_Task to complete_
A single number is the answer here: how many lines of the entries contain "with"?

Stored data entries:
===============

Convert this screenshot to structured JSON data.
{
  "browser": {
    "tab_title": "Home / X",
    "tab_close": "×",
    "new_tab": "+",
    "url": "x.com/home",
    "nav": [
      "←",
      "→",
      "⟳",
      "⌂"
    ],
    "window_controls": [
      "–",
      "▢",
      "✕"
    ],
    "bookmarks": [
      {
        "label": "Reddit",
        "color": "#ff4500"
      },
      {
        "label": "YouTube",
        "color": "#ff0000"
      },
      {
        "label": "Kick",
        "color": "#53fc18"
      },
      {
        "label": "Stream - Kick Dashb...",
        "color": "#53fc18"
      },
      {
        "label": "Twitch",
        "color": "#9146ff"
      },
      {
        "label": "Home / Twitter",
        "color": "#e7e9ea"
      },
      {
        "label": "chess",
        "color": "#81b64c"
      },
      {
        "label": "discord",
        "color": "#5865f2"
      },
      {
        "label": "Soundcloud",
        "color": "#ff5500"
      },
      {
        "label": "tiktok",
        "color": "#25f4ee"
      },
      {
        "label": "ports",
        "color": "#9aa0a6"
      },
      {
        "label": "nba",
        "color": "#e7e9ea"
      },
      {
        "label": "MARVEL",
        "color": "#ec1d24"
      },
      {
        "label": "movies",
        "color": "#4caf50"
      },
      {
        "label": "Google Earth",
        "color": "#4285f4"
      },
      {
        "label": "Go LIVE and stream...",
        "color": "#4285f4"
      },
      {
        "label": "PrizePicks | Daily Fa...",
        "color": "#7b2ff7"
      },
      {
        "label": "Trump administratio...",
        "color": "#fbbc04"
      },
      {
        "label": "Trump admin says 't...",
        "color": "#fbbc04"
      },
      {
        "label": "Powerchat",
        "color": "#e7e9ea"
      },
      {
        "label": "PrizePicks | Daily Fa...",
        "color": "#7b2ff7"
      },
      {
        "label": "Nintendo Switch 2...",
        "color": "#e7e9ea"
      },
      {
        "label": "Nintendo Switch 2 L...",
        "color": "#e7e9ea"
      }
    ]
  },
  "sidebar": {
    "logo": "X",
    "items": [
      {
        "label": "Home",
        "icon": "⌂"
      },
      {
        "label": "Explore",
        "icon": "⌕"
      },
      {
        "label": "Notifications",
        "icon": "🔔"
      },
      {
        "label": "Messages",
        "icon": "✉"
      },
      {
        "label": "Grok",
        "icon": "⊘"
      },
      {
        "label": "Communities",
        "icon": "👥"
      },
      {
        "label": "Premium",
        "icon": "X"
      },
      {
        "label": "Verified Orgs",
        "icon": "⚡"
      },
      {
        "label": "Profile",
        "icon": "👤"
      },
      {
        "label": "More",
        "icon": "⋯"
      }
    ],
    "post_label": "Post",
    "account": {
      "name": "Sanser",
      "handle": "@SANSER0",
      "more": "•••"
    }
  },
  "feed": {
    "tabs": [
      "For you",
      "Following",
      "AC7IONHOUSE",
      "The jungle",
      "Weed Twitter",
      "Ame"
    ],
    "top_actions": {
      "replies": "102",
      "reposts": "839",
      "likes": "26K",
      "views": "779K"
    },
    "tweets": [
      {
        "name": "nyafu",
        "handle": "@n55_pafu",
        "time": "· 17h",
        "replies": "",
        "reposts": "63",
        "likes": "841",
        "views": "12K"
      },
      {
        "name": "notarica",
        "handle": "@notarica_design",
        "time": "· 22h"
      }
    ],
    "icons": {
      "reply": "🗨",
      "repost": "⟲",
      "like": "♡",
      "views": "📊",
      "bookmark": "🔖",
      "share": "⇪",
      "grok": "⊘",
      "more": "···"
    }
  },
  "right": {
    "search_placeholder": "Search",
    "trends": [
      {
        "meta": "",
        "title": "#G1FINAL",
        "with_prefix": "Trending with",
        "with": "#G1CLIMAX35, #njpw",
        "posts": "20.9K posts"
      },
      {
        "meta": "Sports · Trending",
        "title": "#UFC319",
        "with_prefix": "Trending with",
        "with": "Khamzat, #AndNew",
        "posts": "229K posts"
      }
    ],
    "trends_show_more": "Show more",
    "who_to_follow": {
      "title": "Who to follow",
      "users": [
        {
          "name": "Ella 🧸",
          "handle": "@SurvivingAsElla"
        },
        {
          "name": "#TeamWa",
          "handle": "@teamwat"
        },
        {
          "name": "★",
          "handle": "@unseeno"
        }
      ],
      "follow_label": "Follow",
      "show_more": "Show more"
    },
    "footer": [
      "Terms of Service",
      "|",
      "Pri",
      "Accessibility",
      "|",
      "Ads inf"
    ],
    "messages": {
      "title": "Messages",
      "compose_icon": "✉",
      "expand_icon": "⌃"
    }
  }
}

===============

_Full response_
4